_WHAT YOU WILL DO:_
Transcribe the entries that follow, word for word.
— Begin ROWS —
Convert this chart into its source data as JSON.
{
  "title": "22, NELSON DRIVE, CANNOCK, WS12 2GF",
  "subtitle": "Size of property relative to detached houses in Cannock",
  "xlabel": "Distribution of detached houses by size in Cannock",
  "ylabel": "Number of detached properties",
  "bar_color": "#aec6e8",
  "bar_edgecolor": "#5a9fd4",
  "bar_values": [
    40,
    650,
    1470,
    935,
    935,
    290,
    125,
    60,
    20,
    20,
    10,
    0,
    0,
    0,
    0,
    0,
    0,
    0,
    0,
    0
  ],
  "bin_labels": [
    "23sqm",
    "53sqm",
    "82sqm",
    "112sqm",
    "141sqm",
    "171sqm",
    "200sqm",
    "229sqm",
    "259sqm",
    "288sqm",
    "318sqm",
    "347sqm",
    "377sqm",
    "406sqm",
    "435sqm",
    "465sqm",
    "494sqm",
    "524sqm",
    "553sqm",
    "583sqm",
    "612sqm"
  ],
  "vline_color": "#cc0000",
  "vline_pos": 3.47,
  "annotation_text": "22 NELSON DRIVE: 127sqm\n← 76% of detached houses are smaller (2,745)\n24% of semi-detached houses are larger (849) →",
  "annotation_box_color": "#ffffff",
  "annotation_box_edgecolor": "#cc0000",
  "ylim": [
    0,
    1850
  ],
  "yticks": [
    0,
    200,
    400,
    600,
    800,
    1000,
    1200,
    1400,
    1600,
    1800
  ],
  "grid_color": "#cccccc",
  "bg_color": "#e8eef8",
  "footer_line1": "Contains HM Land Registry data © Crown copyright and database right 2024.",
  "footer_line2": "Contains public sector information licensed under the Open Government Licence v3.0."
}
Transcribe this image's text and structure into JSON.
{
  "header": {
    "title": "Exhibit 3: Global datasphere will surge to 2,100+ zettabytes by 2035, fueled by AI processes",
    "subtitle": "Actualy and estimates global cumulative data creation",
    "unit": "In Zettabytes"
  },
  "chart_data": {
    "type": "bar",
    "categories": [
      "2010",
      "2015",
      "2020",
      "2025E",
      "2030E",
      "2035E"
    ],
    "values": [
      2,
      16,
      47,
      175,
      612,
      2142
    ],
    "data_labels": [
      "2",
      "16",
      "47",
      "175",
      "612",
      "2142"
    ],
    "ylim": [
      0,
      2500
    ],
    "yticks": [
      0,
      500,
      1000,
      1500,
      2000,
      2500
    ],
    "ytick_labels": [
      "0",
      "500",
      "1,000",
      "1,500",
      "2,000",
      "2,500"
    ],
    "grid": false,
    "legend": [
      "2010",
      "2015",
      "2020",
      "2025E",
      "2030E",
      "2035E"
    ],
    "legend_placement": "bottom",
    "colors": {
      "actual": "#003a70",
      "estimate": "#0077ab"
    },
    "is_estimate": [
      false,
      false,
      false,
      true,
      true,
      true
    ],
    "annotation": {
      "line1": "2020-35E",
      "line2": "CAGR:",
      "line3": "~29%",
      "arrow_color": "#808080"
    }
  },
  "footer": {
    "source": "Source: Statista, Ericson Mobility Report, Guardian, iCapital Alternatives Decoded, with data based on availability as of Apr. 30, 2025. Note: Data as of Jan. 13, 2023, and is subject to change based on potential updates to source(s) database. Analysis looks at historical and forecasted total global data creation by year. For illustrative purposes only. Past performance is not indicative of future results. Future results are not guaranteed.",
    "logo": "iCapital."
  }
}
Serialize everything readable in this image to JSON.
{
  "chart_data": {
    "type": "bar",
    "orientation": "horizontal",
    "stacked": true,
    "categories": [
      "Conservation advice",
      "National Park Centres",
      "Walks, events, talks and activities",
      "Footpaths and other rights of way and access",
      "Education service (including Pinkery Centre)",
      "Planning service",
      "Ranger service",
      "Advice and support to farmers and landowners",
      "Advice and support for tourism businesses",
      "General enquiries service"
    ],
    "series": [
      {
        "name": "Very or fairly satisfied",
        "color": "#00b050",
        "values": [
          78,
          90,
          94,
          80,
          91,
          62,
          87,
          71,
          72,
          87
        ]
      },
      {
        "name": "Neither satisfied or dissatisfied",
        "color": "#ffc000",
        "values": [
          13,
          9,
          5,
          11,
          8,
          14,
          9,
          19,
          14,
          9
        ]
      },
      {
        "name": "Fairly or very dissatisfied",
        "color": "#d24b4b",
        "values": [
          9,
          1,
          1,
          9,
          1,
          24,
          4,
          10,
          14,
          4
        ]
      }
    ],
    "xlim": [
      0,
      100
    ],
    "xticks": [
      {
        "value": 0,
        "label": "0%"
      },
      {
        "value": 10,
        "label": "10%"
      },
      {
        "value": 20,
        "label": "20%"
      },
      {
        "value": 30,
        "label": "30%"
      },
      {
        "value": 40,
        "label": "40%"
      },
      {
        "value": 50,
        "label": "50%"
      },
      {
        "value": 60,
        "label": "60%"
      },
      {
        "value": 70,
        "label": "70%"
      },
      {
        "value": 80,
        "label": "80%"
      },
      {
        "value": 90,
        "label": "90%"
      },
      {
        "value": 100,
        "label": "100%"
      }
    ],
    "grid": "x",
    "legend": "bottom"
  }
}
— End ROWS —
_WRITTEN SOLUTION:_
Convert this chart into its source data as JSON.
{
  "title": "22, NELSON DRIVE, CANNOCK, WS12 2GF",
  "subtitle": "Size of property relative to detached houses in Cannock",
  "xlabel": "Distribution of detached houses by size in Cannock",
  "ylabel": "Number of detached properties",
  "bar_color": "#aec6e8",
  "bar_edgecolor": "#5a9fd4",
  "bar_values": [
    40,
    650,
    1470,
    935,
    935,
    290,
    125,
    60,
    20,
    20,
    10,
    0,
    0,
    0,
    0,
    0,
    0,
    0,
    0,
    0
  ],
  "bin_labels": [
    "23sqm",
    "53sqm",
    "82sqm",
    "112sqm",
    "141sqm",
    "171sqm",
    "200sqm",
    "229sqm",
    "259sqm",
    "288sqm",
    "318sqm",
    "347sqm",
    "377sqm",
    "406sqm",
    "435sqm",
    "465sqm",
    "494sqm",
    "524sqm",
    "553sqm",
    "583sqm",
    "612sqm"
  ],
  "vline_color": "#cc0000",
  "vline_pos": 3.47,
  "annotation_text": "22 NELSON DRIVE: 127sqm\n← 76% of detached houses are smaller (2,745)\n24% of semi-detached houses are larger (849) →",
  "annotation_box_color": "#ffffff",
  "annotation_box_edgecolor": "#cc0000",
  "ylim": [
    0,
    1850
  ],
  "yticks": [
    0,
    200,
    400,
    600,
    800,
    1000,
    1200,
    1400,
    1600,
    1800
  ],
  "grid_color": "#cccccc",
  "bg_color": "#e8eef8",
  "footer_line1": "Contains HM Land Registry data © Crown copyright and database right 2024.",
  "footer_line2": "Contains public sector information licensed under the Open Government Licence v3.0."
}
Transcribe this image's text and structure into JSON.
{
  "header": {
    "title": "Exhibit 3: Global datasphere will surge to 2,100+ zettabytes by 2035, fueled by AI processes",
    "subtitle": "Actualy and estimates global cumulative data creation",
    "unit": "In Zettabytes"
  },
  "chart_data": {
    "type": "bar",
    "categories": [
      "2010",
      "2015",
      "2020",
      "2025E",
      "2030E",
      "2035E"
    ],
    "values": [
      2,
      16,
      47,
      175,
      612,
      2142
    ],
    "data_labels": [
      "2",
      "16",
      "47",
      "175",
      "612",
      "2142"
    ],
    "ylim": [
      0,
      2500
    ],
    "yticks": [
      0,
      500,
      1000,
      1500,
      2000,
      2500
    ],
    "ytick_labels": [
      "0",
      "500",
      "1,000",
      "1,500",
      "2,000",
      "2,500"
    ],
    "grid": false,
    "legend": [
      "2010",
      "2015",
      "2020",
      "2025E",
      "2030E",
      "2035E"
    ],
    "legend_placement": "bottom",
    "colors": {
      "actual": "#003a70",
      "estimate": "#0077ab"
    },
    "is_estimate": [
      false,
      false,
      false,
      true,
      true,
      true
    ],
    "annotation": {
      "line1": "2020-35E",
      "line2": "CAGR:",
      "line3": "~29%",
      "arrow_color": "#808080"
    }
  },
  "footer": {
    "source": "Source: Statista, Ericson Mobility Report, Guardian, iCapital Alternatives Decoded, with data based on availability as of Apr. 30, 2025. Note: Data as of Jan. 13, 2023, and is subject to change based on potential updates to source(s) database. Analysis looks at historical and forecasted total global data creation by year. For illustrative purposes only. Past performance is not indicative of future results. Future results are not guaranteed.",
    "logo": "iCapital."
  }
}
Serialize everything readable in this image to JSON.
{
  "chart_data": {
    "type": "bar",
    "orientation": "horizontal",
    "stacked": true,
    "categories": [
      "Conservation advice",
      "National Park Centres",
      "Walks, events, talks and activities",
      "Footpaths and other rights of way and access",
      "Education service (including Pinkery Centre)",
      "Planning service",
      "Ranger service",
      "Advice and support to farmers and landowners",
      "Advice and support for tourism businesses",
      "General enquiries service"
    ],
    "series": [
      {
        "name": "Very or fairly satisfied",
        "color": "#00b050",
        "values": [
          78,
          90,
          94,
          80,
          91,
          62,
          87,
          71,
          72,
          87
        ]
      },
      {
        "name": "Neither satisfied or dissatisfied",
        "color": "#ffc000",
        "values": [
          13,
          9,
          5,
          11,
          8,
          14,
          9,
          19,
          14,
          9
        ]
      },
      {
        "name": "Fairly or very dissatisfied",
        "color": "#d24b4b",
        "values": [
          9,
          1,
          1,
          9,
          1,
          24,
          4,
          10,
          14,
          4
        ]
      }
    ],
    "xlim": [
      0,
      100
    ],
    "xticks": [
      {
        "value": 0,
        "label": "0%"
      },
      {
        "value": 10,
        "label": "10%"
      },
      {
        "value": 20,
        "label": "20%"
      },
      {
        "value": 30,
        "label": "30%"
      },
      {
        "value": 40,
        "label": "40%"
      },
      {
        "value": 50,
        "label": "50%"
      },
      {
        "value": 60,
        "label": "60%"
      },
      {
        "value": 70,
        "label": "70%"
      },
      {
        "value": 80,
        "label": "80%"
      },
      {
        "value": 90,
        "label": "90%"
      },
      {
        "value": 100,
        "label": "100%"
      }
    ],
    "grid": "x",
    "legend": "bottom"
  }
}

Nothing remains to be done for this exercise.